Would you copy out the whole listing exactly as given?

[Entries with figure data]
## BEGIN

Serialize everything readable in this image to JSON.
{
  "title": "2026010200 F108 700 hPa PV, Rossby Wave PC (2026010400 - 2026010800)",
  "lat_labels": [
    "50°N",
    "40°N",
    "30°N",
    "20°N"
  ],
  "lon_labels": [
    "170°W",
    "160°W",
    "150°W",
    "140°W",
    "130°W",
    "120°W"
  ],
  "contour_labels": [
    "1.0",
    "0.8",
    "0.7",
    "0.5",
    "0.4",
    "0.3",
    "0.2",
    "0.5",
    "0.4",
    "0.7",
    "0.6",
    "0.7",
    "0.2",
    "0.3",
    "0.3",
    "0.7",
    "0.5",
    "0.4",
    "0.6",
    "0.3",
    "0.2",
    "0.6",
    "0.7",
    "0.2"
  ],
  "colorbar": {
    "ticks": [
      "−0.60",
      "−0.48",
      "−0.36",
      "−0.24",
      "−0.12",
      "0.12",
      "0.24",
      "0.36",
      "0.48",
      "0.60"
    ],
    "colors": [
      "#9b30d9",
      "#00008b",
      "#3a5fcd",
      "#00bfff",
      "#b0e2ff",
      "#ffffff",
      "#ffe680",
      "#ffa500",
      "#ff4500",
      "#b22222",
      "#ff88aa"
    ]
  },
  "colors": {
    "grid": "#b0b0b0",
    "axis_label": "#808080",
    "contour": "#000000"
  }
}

## END

_EXERCISE RESPONSE_
Serialize everything readable in this image to JSON.
{
  "title": "2026010200 F108 700 hPa PV, Rossby Wave PC (2026010400 - 2026010800)",
  "lat_labels": [
    "50°N",
    "40°N",
    "30°N",
    "20°N"
  ],
  "lon_labels": [
    "170°W",
    "160°W",
    "150°W",
    "140°W",
    "130°W",
    "120°W"
  ],
  "contour_labels": [
    "1.0",
    "0.8",
    "0.7",
    "0.5",
    "0.4",
    "0.3",
    "0.2",
    "0.5",
    "0.4",
    "0.7",
    "0.6",
    "0.7",
    "0.2",
    "0.3",
    "0.3",
    "0.7",
    "0.5",
    "0.4",
    "0.6",
    "0.3",
    "0.2",
    "0.6",
    "0.7",
    "0.2"
  ],
  "colorbar": {
    "ticks": [
      "−0.60",
      "−0.48",
      "−0.36",
      "−0.24",
      "−0.12",
      "0.12",
      "0.24",
      "0.36",
      "0.48",
      "0.60"
    ],
    "colors": [
      "#9b30d9",
      "#00008b",
      "#3a5fcd",
      "#00bfff",
      "#b0e2ff",
      "#ffffff",
      "#ffe680",
      "#ffa500",
      "#ff4500",
      "#b22222",
      "#ff88aa"
    ]
  },
  "colors": {
    "grid": "#b0b0b0",
    "axis_label": "#808080",
    "contour": "#000000"
  }
}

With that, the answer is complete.